Task brief – Each line that holds the word "circle" should be returned.

Input rows –
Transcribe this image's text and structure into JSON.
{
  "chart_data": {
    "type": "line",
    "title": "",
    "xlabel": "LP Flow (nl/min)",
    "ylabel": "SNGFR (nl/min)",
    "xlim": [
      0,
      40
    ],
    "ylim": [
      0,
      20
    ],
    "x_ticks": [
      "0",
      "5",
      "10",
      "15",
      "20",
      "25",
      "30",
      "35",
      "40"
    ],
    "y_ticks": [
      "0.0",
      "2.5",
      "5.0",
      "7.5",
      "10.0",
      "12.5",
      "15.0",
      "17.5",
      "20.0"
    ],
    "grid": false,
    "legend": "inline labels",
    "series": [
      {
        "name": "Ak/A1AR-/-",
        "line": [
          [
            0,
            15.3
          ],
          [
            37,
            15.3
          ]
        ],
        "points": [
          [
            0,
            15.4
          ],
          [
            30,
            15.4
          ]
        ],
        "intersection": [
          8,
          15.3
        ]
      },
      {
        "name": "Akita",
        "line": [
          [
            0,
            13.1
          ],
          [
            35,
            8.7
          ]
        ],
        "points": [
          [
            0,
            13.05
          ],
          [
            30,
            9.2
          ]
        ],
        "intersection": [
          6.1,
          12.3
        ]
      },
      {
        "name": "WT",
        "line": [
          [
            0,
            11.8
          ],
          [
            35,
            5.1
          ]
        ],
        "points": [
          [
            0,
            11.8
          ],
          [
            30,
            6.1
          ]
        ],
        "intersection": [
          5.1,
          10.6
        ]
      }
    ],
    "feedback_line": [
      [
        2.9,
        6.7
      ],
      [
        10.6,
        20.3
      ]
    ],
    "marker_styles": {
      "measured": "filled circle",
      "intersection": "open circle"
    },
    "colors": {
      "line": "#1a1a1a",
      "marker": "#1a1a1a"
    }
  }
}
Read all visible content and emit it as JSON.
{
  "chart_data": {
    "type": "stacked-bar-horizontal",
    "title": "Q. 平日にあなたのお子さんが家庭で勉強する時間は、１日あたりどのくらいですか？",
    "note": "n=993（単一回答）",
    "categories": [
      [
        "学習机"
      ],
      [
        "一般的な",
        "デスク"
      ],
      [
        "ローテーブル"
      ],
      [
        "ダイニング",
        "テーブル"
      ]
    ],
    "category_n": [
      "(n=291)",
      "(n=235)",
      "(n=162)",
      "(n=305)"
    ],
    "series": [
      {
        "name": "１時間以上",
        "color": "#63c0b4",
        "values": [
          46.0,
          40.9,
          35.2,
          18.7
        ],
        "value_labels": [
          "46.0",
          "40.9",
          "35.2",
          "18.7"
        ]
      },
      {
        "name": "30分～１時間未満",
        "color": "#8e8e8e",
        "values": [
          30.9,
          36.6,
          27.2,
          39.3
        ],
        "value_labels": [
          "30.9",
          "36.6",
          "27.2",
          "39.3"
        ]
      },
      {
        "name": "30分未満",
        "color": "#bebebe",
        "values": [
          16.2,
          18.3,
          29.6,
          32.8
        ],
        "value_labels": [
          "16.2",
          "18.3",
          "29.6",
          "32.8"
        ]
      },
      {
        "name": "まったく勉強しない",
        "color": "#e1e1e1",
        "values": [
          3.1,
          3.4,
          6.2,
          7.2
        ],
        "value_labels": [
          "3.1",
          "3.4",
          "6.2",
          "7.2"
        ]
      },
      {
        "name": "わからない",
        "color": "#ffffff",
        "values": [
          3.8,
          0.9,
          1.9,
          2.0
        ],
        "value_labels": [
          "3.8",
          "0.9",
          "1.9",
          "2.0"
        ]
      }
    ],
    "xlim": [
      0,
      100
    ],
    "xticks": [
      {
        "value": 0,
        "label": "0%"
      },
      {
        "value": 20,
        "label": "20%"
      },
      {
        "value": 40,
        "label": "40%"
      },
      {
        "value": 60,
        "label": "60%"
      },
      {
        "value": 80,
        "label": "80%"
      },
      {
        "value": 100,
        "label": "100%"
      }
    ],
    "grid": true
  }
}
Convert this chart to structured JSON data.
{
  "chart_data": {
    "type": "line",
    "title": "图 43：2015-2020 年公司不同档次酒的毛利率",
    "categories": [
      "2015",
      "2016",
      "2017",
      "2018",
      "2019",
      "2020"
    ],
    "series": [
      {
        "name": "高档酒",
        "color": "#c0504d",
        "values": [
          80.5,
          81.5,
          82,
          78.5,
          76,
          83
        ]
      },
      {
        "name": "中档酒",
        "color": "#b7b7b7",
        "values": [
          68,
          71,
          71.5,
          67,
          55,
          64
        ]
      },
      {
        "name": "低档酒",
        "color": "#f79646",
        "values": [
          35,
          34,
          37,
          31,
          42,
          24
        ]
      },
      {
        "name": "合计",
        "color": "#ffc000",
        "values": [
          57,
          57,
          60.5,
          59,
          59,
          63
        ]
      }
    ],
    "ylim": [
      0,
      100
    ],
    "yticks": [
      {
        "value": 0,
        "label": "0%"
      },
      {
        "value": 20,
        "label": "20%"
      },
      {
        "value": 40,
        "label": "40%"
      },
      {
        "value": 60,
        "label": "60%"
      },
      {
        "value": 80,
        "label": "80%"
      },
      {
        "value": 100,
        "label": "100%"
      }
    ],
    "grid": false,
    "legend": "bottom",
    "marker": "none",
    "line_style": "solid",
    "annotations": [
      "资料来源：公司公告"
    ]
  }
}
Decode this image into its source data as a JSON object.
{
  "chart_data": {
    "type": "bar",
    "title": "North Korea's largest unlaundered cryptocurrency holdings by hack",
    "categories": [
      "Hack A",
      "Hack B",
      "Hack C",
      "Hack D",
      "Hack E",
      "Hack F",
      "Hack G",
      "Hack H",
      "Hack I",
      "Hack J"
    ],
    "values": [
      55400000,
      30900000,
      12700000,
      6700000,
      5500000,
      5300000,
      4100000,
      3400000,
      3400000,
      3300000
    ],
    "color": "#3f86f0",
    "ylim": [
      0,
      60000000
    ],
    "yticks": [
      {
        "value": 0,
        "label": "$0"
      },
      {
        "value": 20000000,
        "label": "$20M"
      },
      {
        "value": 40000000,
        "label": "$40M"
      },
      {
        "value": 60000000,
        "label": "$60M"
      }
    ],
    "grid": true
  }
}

The solution –
      "measured": "filled circle",
      "intersection": "open circle"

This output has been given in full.